-- Dataset excerpts --

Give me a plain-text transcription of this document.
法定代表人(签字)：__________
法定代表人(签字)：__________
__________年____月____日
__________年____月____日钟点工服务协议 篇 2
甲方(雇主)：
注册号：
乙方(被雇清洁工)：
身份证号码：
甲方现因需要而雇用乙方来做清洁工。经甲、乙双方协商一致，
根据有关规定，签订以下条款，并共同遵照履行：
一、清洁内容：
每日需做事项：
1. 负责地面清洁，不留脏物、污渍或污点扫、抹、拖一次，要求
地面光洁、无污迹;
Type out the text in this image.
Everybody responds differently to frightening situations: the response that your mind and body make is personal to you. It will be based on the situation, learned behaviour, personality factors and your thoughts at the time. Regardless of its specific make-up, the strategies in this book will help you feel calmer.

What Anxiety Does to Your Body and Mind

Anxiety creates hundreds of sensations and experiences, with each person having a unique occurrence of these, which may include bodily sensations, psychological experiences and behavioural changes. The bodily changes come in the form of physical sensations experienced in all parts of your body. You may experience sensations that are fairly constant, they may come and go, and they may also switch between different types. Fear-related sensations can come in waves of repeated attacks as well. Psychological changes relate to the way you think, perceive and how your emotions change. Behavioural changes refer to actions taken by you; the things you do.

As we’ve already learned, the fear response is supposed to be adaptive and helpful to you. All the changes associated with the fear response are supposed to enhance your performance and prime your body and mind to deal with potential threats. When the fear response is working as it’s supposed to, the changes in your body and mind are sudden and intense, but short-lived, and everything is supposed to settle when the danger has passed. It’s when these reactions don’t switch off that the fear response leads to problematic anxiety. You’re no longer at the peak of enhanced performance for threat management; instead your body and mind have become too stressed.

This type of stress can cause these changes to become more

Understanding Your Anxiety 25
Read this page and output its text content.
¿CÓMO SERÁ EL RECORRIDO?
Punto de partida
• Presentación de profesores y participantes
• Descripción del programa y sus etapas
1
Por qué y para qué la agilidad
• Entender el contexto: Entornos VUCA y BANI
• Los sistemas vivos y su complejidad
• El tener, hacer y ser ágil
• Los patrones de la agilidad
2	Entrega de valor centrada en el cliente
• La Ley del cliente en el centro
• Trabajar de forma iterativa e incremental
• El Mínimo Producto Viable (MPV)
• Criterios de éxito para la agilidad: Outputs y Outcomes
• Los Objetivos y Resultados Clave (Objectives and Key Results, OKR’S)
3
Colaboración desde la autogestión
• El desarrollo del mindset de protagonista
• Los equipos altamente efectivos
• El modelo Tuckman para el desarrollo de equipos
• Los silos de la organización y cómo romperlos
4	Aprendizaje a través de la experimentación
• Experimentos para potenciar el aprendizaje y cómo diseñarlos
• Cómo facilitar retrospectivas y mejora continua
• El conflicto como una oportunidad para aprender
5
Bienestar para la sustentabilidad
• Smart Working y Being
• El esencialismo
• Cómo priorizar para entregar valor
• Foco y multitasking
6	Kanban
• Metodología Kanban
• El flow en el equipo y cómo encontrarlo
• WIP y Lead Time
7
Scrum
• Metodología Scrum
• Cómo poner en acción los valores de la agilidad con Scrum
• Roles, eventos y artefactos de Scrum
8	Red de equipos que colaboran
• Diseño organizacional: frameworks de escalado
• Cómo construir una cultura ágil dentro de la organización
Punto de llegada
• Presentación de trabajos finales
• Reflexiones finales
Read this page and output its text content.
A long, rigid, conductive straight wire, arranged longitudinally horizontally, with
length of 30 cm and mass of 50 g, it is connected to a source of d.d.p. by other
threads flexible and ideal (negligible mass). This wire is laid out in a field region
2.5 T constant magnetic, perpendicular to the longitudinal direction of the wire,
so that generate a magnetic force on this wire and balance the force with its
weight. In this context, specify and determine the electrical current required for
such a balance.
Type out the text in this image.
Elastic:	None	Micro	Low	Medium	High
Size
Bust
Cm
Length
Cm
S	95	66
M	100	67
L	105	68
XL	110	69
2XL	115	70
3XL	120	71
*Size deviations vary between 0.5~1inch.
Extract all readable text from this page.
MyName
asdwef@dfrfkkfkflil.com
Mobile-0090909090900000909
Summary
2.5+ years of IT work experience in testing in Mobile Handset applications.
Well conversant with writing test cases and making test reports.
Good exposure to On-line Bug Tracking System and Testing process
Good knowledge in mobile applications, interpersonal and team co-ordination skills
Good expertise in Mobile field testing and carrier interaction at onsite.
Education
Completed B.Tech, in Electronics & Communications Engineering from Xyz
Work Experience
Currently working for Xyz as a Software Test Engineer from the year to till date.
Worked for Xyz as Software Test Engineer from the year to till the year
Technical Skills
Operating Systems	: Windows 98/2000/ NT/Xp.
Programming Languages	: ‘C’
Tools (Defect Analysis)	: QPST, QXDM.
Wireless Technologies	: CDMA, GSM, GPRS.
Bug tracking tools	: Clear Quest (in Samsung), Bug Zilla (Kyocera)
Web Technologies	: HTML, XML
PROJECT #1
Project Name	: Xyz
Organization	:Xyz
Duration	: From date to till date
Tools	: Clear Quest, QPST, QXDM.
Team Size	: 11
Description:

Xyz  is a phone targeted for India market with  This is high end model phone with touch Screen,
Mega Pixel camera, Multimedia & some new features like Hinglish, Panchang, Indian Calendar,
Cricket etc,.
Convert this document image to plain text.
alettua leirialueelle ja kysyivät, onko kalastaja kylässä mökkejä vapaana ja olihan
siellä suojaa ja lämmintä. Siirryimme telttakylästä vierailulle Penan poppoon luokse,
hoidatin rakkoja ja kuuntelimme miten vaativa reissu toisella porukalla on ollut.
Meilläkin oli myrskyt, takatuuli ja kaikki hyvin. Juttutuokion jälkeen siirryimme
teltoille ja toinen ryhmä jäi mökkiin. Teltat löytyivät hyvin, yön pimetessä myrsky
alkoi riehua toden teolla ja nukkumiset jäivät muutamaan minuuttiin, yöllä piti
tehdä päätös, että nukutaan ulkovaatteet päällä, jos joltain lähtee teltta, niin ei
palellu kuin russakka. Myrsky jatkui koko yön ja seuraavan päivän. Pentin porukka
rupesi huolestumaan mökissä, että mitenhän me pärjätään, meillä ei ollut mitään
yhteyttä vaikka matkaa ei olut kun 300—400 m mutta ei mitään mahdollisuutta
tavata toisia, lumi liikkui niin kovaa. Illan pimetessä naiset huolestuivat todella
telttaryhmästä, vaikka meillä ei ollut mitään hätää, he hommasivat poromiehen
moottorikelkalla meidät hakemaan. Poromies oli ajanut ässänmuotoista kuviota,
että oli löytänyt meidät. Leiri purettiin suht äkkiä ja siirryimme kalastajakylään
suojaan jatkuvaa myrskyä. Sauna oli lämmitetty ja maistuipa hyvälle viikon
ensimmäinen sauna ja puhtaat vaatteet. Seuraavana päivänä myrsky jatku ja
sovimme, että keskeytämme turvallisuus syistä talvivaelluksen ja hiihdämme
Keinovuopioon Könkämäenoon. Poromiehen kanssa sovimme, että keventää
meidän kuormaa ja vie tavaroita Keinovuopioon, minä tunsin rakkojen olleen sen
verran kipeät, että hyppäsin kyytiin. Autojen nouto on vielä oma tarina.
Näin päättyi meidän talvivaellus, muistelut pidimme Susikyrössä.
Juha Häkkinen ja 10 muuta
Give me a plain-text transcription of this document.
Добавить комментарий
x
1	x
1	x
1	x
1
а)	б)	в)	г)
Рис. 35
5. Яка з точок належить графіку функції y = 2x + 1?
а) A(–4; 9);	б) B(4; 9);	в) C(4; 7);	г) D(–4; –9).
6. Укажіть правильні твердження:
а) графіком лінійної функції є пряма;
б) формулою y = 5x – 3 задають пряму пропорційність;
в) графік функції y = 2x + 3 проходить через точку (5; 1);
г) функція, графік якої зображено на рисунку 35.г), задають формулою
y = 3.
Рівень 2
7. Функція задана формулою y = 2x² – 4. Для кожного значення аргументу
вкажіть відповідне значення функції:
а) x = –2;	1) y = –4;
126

-- Task to complete --
Copy each line from the data above that includes "функції".

-- Final result --
5. Яка з точок належить графіку функції y = 2x + 1?
а) графіком лінійної функції є пряма;
в) графік функції y = 2x + 3 проходить через точку (5; 1);
вкажіть відповідне значення функції:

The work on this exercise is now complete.